Review the lines that follow and copy each one that contains the word "intituled".

--- Start DATASET ---

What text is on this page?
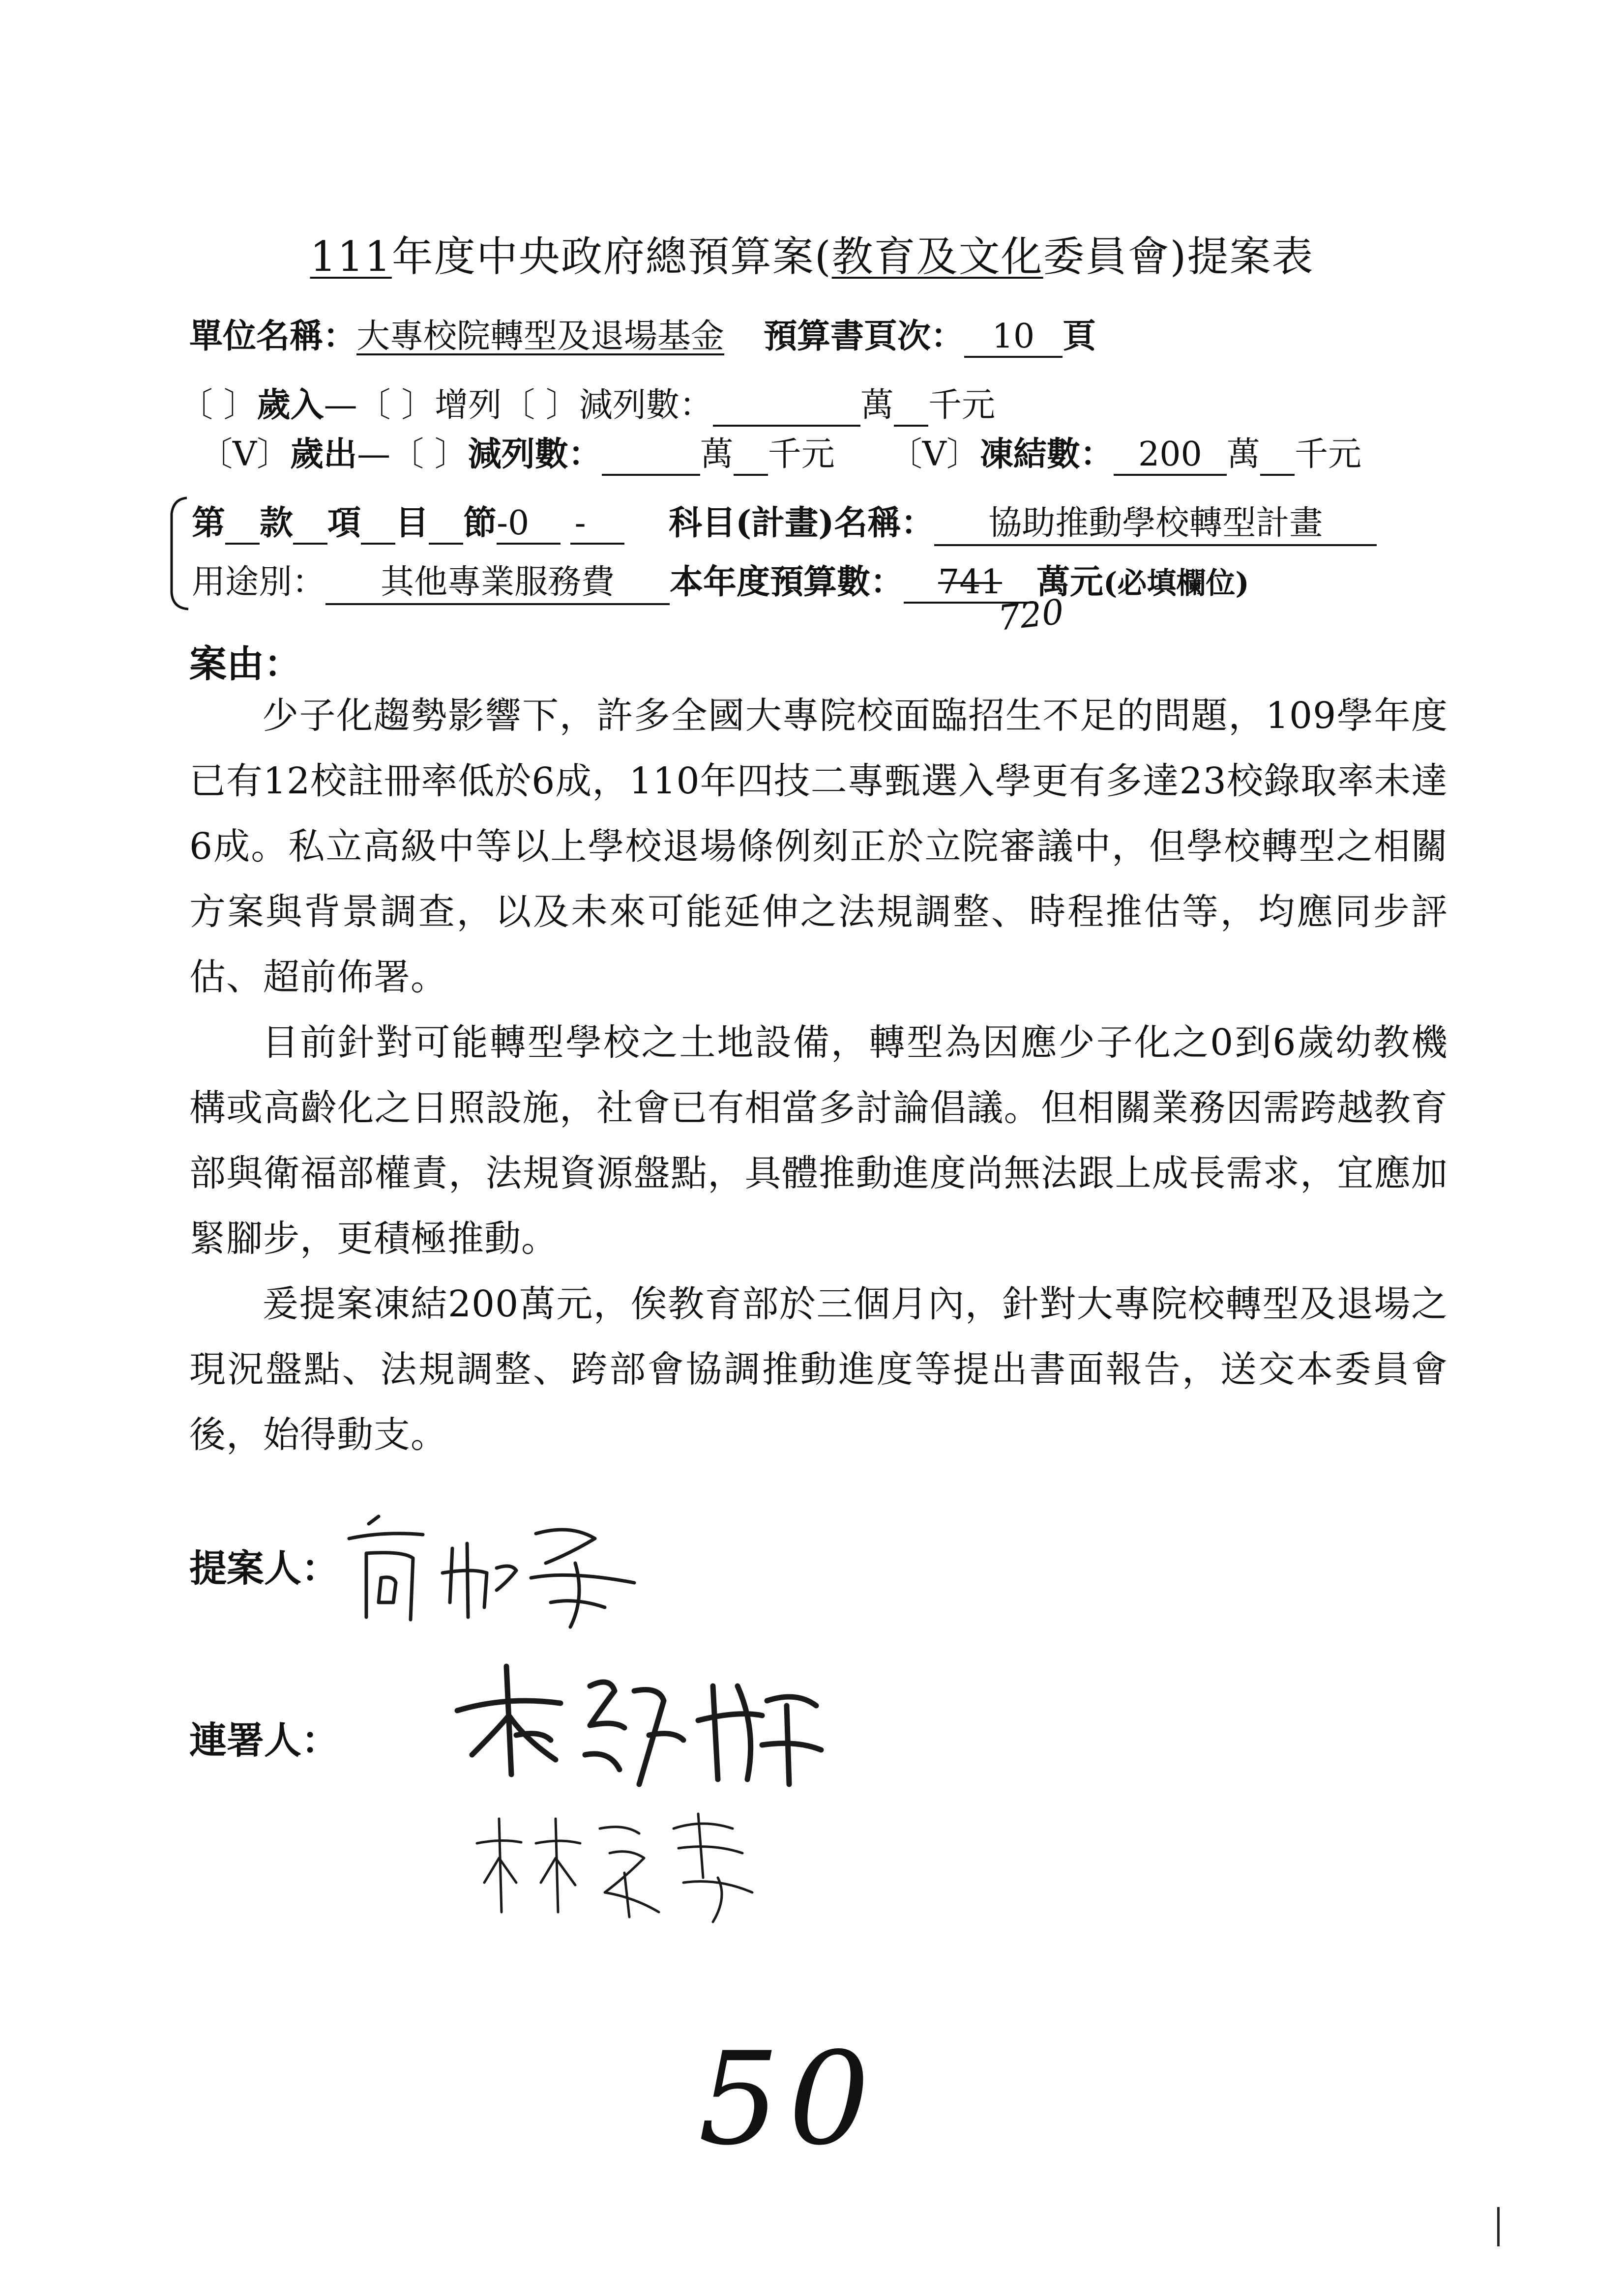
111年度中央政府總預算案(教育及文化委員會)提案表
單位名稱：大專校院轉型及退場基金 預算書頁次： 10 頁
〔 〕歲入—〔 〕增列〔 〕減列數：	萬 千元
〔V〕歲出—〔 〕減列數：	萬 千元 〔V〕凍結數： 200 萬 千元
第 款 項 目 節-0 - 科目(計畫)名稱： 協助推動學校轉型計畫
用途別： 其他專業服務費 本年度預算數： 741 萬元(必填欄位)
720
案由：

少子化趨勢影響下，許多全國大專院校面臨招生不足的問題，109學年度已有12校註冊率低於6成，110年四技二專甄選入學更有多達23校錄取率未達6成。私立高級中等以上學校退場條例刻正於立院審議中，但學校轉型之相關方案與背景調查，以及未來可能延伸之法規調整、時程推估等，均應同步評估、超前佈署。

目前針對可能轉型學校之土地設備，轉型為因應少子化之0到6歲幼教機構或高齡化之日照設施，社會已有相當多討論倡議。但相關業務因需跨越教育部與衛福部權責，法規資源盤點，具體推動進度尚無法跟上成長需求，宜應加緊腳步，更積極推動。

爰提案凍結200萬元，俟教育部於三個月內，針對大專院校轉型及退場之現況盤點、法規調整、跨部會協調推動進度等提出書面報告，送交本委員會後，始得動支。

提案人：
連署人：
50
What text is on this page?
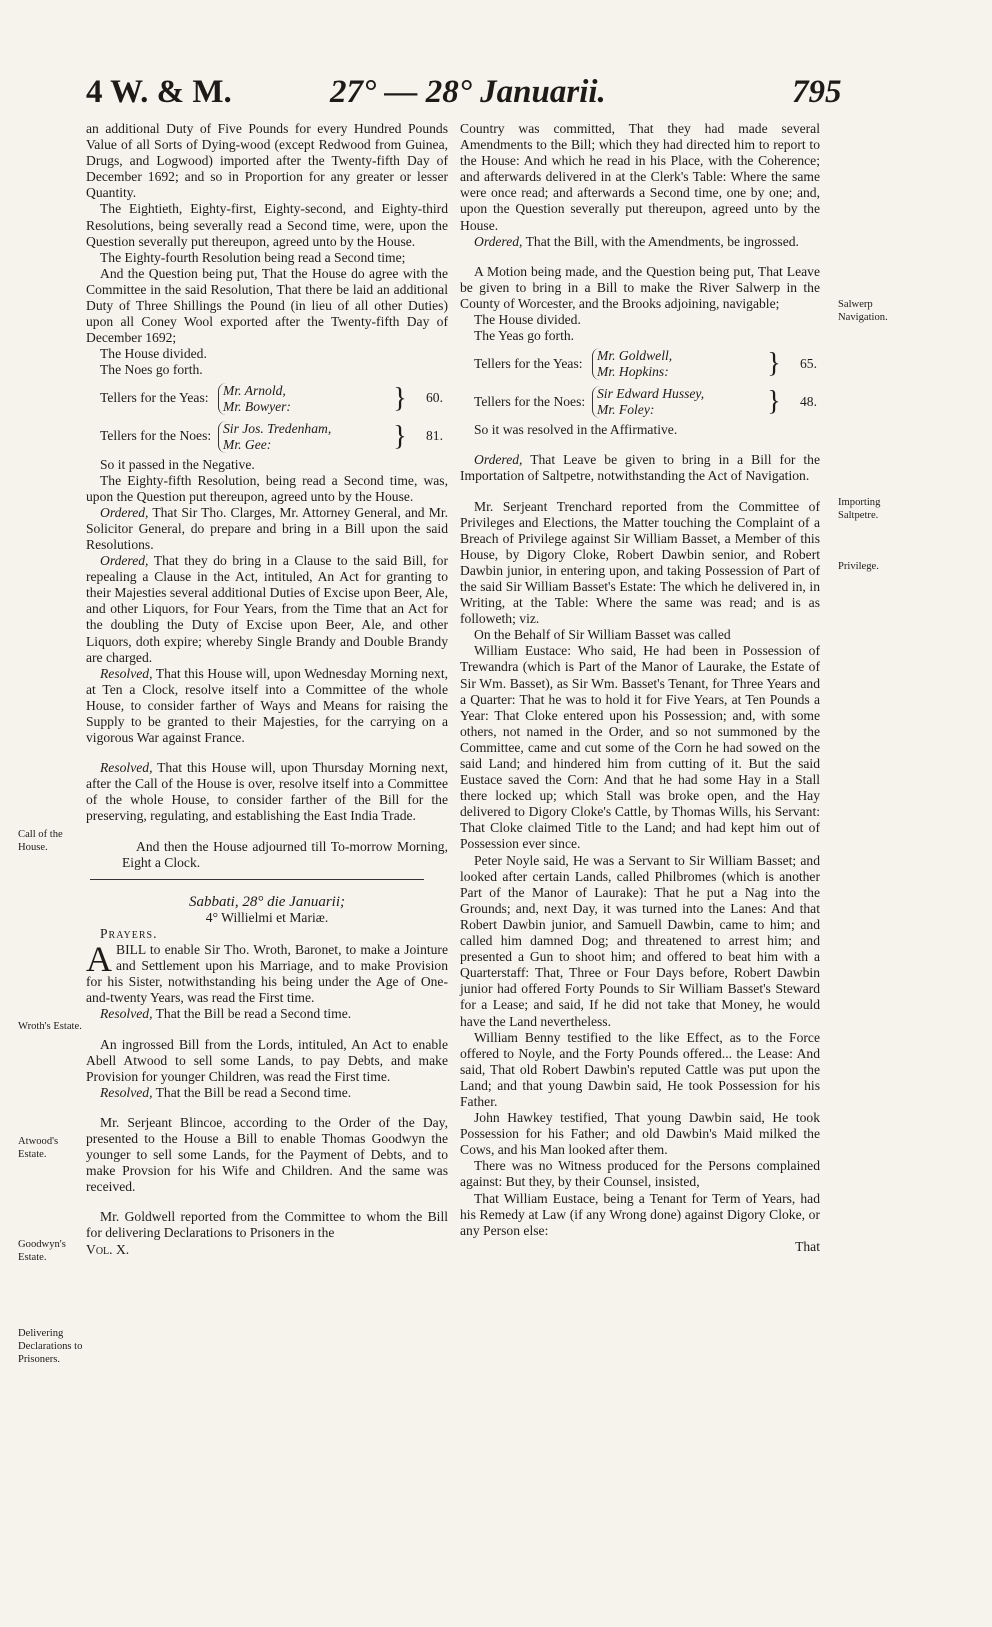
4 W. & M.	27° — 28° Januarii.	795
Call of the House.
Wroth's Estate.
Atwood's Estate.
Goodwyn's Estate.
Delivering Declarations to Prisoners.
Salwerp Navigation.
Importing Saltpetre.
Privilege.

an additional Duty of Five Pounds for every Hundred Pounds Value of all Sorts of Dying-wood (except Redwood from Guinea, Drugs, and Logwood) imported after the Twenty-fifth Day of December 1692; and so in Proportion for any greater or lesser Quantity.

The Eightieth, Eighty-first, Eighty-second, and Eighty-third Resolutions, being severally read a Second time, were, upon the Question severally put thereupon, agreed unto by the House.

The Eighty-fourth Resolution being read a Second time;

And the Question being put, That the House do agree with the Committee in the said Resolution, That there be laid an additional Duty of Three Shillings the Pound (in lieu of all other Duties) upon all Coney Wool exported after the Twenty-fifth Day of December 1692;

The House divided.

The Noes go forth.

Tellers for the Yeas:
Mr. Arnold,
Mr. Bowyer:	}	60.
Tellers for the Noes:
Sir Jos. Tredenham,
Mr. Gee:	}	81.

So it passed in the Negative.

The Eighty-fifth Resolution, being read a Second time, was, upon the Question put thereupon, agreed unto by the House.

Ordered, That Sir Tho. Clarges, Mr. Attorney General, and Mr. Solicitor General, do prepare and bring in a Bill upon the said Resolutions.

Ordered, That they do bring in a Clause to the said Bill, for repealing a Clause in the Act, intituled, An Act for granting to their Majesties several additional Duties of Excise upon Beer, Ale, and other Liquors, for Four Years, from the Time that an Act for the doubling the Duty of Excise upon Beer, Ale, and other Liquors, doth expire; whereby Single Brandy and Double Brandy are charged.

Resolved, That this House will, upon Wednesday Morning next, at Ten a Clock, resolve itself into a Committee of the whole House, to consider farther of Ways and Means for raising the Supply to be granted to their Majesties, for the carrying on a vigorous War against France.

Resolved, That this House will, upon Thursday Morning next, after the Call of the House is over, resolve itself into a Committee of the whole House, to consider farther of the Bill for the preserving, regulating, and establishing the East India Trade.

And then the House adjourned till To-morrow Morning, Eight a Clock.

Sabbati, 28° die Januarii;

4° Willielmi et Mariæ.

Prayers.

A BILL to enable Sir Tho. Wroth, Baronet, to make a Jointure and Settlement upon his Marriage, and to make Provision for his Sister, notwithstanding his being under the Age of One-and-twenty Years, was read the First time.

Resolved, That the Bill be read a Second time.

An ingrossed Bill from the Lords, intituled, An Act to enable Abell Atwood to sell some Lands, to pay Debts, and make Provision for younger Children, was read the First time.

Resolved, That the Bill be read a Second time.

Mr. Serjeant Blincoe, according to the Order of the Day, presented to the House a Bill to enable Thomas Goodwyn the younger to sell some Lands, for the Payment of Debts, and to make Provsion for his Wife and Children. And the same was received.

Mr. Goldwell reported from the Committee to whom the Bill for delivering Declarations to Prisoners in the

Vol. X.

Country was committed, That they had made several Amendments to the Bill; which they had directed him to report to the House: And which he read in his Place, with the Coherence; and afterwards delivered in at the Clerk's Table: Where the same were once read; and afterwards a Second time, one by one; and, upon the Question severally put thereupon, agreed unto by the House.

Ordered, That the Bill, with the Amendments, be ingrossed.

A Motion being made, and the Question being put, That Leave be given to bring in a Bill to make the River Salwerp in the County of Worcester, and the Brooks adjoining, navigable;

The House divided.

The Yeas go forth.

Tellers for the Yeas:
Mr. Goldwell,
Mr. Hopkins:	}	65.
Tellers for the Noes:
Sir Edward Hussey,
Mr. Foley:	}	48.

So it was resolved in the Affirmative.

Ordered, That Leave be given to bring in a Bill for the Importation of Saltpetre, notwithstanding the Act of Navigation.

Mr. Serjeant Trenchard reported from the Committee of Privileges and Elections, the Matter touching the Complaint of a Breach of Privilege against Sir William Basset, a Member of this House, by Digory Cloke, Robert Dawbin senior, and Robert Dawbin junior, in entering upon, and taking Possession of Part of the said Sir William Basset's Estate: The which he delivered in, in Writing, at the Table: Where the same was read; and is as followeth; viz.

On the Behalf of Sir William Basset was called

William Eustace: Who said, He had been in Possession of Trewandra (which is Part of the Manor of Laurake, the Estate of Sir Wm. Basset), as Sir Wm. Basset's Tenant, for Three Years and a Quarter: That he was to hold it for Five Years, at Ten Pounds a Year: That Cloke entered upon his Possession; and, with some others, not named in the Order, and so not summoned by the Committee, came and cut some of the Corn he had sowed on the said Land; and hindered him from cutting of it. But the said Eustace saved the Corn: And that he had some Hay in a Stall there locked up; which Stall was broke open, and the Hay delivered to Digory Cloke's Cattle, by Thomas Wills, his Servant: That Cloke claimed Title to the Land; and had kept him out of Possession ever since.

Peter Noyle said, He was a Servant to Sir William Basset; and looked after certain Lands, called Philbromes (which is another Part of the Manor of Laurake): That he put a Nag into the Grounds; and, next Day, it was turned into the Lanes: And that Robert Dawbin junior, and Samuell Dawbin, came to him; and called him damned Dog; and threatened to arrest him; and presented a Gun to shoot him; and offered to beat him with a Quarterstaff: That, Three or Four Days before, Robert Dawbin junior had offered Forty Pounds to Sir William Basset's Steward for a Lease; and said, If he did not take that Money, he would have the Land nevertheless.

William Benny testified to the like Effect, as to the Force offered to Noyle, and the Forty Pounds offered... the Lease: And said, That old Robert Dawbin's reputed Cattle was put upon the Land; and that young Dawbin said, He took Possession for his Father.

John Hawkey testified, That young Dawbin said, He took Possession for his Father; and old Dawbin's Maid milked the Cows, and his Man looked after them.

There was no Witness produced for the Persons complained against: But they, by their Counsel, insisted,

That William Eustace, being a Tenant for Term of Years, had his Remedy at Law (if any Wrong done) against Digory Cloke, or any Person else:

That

--- End DATASET ---

COMPLETED EXERCISE —
Ordered, That they do bring in a Clause to the said Bill, for repealing a Clause in the Act, intituled, An Act for granting to their Majesties several additional Duties of Excise upon Beer, Ale, and other Liquors, for Four Years, from the Time that an Act for the doubling the Duty of Excise upon Beer, Ale, and other Liquors, doth expire; whereby Single Brandy and Double Brandy are charged.
An ingrossed Bill from the Lords, intituled, An Act to enable Abell Atwood to sell some Lands, to pay Debts, and make Provision for younger Children, was read the First time.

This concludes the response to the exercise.